Written task —
Your task is to locate every line holding the string "حفيظة" and to copy each of them.

--- Start of Recorded information ---

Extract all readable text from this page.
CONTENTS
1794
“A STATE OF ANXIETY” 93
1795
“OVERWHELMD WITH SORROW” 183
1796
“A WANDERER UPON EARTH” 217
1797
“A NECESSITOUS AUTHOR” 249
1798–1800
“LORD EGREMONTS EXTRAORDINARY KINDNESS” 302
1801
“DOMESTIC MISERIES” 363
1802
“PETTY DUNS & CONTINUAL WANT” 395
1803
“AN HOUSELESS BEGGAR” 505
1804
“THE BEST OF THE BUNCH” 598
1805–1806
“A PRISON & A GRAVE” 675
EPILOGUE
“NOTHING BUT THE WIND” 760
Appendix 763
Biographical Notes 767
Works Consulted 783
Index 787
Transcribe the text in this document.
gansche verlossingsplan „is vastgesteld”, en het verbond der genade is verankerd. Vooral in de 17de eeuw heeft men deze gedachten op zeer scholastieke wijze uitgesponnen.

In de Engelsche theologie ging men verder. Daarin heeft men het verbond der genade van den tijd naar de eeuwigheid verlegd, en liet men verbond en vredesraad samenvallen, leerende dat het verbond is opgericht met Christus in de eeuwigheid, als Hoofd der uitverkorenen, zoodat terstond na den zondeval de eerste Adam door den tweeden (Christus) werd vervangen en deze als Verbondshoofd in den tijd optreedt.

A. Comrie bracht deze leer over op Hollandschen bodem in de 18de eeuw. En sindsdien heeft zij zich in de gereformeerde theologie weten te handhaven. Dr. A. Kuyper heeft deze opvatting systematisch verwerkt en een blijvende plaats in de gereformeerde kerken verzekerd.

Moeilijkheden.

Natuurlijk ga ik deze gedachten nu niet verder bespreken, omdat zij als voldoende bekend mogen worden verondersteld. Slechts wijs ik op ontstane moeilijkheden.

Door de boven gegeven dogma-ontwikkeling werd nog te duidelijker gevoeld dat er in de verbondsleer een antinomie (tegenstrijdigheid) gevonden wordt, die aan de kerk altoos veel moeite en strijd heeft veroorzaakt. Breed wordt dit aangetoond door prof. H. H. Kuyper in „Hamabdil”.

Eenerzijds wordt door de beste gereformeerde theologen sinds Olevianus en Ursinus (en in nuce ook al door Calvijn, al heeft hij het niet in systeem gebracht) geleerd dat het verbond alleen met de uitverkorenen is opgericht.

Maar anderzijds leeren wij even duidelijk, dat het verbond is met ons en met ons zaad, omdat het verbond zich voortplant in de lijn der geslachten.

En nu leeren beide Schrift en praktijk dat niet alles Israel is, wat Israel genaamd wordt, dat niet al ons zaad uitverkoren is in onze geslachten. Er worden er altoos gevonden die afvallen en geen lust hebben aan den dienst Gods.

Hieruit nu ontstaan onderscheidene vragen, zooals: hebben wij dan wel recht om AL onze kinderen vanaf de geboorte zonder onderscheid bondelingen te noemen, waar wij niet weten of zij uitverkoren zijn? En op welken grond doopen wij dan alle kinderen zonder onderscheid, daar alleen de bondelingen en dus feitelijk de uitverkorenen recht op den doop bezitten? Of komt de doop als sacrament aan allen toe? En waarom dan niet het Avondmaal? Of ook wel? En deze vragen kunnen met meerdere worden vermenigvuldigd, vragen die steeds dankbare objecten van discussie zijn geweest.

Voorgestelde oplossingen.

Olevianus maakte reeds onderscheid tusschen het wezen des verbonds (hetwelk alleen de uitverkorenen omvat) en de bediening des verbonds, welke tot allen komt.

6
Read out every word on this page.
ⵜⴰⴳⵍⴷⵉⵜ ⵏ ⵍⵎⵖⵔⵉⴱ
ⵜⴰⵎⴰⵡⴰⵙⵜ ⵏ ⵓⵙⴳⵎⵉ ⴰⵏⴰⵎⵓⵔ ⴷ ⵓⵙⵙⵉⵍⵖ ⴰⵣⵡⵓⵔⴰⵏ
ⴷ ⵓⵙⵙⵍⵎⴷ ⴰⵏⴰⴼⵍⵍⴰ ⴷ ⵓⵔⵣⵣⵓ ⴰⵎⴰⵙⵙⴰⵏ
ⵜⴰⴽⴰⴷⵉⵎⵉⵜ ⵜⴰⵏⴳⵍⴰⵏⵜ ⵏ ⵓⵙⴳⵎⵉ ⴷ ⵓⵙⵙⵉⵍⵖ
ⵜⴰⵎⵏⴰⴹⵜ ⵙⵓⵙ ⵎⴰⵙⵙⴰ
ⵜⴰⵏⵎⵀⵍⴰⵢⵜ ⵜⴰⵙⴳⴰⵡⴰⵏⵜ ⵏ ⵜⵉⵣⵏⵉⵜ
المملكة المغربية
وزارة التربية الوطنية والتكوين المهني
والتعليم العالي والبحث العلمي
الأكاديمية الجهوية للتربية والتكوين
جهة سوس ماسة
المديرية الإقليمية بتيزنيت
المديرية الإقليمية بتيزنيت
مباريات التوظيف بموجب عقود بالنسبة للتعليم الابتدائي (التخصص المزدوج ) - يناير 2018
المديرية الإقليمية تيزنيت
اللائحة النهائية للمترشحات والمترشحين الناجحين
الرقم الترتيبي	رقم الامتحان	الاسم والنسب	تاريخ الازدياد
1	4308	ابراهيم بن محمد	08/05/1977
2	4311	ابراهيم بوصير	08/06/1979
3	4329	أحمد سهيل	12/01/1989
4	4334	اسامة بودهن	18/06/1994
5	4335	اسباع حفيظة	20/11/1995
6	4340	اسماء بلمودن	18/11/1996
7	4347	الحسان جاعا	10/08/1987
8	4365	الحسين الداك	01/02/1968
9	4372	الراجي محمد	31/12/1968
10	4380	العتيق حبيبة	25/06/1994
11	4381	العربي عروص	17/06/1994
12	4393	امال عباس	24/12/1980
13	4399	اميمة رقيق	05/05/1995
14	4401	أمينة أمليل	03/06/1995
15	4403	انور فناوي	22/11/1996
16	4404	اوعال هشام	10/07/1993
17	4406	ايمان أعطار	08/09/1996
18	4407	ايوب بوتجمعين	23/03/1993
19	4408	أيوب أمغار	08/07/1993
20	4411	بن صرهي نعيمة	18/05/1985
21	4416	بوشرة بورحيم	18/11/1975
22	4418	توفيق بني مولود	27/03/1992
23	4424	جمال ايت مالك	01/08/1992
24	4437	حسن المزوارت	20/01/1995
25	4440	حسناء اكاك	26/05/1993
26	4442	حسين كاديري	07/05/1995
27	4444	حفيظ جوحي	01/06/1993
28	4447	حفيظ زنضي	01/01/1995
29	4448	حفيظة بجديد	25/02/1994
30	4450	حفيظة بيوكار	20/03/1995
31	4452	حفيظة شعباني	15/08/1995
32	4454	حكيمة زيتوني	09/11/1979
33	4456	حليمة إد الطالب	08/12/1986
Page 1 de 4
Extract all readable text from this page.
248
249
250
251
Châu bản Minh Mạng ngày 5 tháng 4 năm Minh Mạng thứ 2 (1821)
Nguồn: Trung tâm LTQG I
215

--- End of Recorded information ---

Full answer —
5	4335	اسباع حفيظة	20/11/1995
29	4448	حفيظة بجديد	25/02/1994
30	4450	حفيظة بيوكار	20/03/1995
31	4452	حفيظة شعباني	15/08/1995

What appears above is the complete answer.